▶ Request
Return every line of the following data word for word, without altering anything.

(Records from a dataset)
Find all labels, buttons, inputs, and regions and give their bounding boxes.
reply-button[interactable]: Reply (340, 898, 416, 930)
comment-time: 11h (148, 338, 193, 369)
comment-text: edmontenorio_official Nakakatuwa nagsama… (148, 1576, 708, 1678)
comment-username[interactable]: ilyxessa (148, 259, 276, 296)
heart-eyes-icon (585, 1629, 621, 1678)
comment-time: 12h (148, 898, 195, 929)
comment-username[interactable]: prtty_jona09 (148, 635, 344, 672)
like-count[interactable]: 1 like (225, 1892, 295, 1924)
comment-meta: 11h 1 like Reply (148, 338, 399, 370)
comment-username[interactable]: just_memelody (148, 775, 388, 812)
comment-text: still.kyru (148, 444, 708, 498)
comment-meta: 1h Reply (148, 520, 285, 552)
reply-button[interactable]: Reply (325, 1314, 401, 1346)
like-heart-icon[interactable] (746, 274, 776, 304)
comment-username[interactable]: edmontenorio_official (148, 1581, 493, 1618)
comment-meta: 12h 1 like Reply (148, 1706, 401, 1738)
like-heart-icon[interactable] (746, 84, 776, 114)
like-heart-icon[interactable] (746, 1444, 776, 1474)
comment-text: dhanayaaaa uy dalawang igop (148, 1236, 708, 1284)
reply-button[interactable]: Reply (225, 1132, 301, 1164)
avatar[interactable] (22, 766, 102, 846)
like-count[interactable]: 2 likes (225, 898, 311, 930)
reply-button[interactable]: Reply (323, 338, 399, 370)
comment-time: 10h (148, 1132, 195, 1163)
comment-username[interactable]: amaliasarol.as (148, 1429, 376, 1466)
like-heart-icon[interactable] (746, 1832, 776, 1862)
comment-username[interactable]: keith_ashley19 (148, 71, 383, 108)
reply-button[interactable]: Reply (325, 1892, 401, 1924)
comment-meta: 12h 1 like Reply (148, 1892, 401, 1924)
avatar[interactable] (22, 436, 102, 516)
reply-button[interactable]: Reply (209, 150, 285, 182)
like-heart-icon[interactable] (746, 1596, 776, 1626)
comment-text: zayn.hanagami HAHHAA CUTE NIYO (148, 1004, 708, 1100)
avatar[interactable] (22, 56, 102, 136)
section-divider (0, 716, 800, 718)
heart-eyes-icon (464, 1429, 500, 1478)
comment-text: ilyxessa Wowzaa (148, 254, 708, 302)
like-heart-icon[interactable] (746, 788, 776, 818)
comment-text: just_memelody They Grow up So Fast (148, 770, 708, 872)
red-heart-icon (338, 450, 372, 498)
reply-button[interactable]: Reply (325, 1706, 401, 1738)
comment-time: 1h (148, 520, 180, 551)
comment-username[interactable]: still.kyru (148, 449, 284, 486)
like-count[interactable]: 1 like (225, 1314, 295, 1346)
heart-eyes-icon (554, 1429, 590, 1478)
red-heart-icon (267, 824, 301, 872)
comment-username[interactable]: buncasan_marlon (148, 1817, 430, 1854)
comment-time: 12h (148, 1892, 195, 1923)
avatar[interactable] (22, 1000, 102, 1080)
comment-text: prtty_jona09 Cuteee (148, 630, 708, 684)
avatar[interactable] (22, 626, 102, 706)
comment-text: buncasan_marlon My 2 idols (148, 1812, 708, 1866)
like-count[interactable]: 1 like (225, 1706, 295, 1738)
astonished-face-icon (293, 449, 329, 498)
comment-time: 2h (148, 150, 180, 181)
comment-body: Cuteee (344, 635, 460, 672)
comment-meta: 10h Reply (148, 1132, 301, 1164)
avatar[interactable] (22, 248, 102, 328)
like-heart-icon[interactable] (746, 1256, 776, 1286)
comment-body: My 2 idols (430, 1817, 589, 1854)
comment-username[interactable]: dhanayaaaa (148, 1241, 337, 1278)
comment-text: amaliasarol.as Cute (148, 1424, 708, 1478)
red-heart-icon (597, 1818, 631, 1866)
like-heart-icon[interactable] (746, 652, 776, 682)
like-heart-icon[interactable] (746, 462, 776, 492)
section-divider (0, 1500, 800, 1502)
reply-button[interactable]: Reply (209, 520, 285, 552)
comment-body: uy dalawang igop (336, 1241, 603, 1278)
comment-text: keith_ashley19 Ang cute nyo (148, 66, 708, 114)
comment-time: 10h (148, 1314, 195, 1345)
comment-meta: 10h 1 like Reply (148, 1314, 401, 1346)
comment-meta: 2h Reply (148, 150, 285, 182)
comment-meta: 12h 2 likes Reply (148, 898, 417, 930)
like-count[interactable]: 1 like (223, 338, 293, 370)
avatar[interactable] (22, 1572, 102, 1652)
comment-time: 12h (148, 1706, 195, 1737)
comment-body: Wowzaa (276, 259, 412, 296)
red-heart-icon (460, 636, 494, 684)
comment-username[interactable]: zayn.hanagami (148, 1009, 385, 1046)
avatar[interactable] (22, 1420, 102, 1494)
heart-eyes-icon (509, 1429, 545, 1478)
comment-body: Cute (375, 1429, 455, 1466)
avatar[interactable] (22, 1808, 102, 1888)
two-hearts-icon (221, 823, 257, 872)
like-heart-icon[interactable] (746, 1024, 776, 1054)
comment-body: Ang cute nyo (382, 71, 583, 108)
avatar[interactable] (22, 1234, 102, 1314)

▶ Solution for this exercise
Find all labels, buttons, inputs, and regions and give their bounding boxes.
reply-button[interactable]: Reply (340, 898, 416, 930)
comment-time: 11h (148, 338, 193, 369)
comment-text: edmontenorio_official Nakakatuwa nagsama… (148, 1576, 708, 1678)
comment-username[interactable]: ilyxessa (148, 259, 276, 296)
heart-eyes-icon (585, 1629, 621, 1678)
comment-time: 12h (148, 898, 195, 929)
comment-username[interactable]: prtty_jona09 (148, 635, 344, 672)
like-count[interactable]: 1 like (225, 1892, 295, 1924)
comment-meta: 11h 1 like Reply (148, 338, 399, 370)
comment-username[interactable]: just_memelody (148, 775, 388, 812)
comment-text: still.kyru (148, 444, 708, 498)
comment-meta: 1h Reply (148, 520, 285, 552)
reply-button[interactable]: Reply (325, 1314, 401, 1346)
like-heart-icon[interactable] (746, 274, 776, 304)
comment-username[interactable]: edmontenorio_official (148, 1581, 493, 1618)
comment-meta: 12h 1 like Reply (148, 1706, 401, 1738)
like-heart-icon[interactable] (746, 84, 776, 114)
like-heart-icon[interactable] (746, 1444, 776, 1474)
comment-text: dhanayaaaa uy dalawang igop (148, 1236, 708, 1284)
reply-button[interactable]: Reply (225, 1132, 301, 1164)
avatar[interactable] (22, 766, 102, 846)
like-count[interactable]: 2 likes (225, 898, 311, 930)
reply-button[interactable]: Reply (323, 338, 399, 370)
comment-time: 10h (148, 1132, 195, 1163)
comment-username[interactable]: amaliasarol.as (148, 1429, 376, 1466)
like-heart-icon[interactable] (746, 1832, 776, 1862)
comment-username[interactable]: keith_ashley19 (148, 71, 383, 108)
reply-button[interactable]: Reply (325, 1892, 401, 1924)
comment-meta: 12h 1 like Reply (148, 1892, 401, 1924)
avatar[interactable] (22, 436, 102, 516)
reply-button[interactable]: Reply (209, 150, 285, 182)
like-heart-icon[interactable] (746, 1596, 776, 1626)
comment-text: zayn.hanagami HAHHAA CUTE NIYO (148, 1004, 708, 1100)
avatar[interactable] (22, 56, 102, 136)
section-divider (0, 716, 800, 718)
heart-eyes-icon (464, 1429, 500, 1478)
comment-text: ilyxessa Wowzaa (148, 254, 708, 302)
like-heart-icon[interactable] (746, 788, 776, 818)
comment-text: just_memelody They Grow up So Fast (148, 770, 708, 872)
red-heart-icon (338, 450, 372, 498)
reply-button[interactable]: Reply (325, 1706, 401, 1738)
comment-time: 1h (148, 520, 180, 551)
comment-username[interactable]: still.kyru (148, 449, 284, 486)
like-count[interactable]: 1 like (225, 1314, 295, 1346)
heart-eyes-icon (554, 1429, 590, 1478)
red-heart-icon (267, 824, 301, 872)
comment-username[interactable]: buncasan_marlon (148, 1817, 430, 1854)
comment-time: 12h (148, 1892, 195, 1923)
avatar[interactable] (22, 1000, 102, 1080)
comment-text: prtty_jona09 Cuteee (148, 630, 708, 684)
avatar[interactable] (22, 626, 102, 706)
comment-text: buncasan_marlon My 2 idols (148, 1812, 708, 1866)
like-count[interactable]: 1 like (225, 1706, 295, 1738)
astonished-face-icon (293, 449, 329, 498)
comment-time: 2h (148, 150, 180, 181)
comment-body: Cuteee (344, 635, 460, 672)
comment-meta: 10h Reply (148, 1132, 301, 1164)
avatar[interactable] (22, 248, 102, 328)
like-heart-icon[interactable] (746, 1256, 776, 1286)
comment-body: My 2 idols (430, 1817, 589, 1854)
comment-username[interactable]: dhanayaaaa (148, 1241, 337, 1278)
comment-text: amaliasarol.as Cute (148, 1424, 708, 1478)
red-heart-icon (597, 1818, 631, 1866)
like-heart-icon[interactable] (746, 652, 776, 682)
like-heart-icon[interactable] (746, 462, 776, 492)
section-divider (0, 1500, 800, 1502)
reply-button[interactable]: Reply (209, 520, 285, 552)
comment-body: uy dalawang igop (336, 1241, 603, 1278)
comment-text: keith_ashley19 Ang cute nyo (148, 66, 708, 114)
comment-time: 10h (148, 1314, 195, 1345)
comment-meta: 10h 1 like Reply (148, 1314, 401, 1346)
comment-meta: 2h Reply (148, 150, 285, 182)
comment-meta: 12h 2 likes Reply (148, 898, 417, 930)
like-count[interactable]: 1 like (223, 338, 293, 370)
avatar[interactable] (22, 1572, 102, 1652)
comment-time: 12h (148, 1706, 195, 1737)
comment-body: Wowzaa (276, 259, 412, 296)
red-heart-icon (460, 636, 494, 684)
comment-username[interactable]: zayn.hanagami (148, 1009, 385, 1046)
avatar[interactable] (22, 1420, 102, 1494)
heart-eyes-icon (509, 1429, 545, 1478)
comment-body: Cute (375, 1429, 455, 1466)
avatar[interactable] (22, 1808, 102, 1888)
two-hearts-icon (221, 823, 257, 872)
like-heart-icon[interactable] (746, 1024, 776, 1054)
comment-body: Ang cute nyo (382, 71, 583, 108)
avatar[interactable] (22, 1234, 102, 1314)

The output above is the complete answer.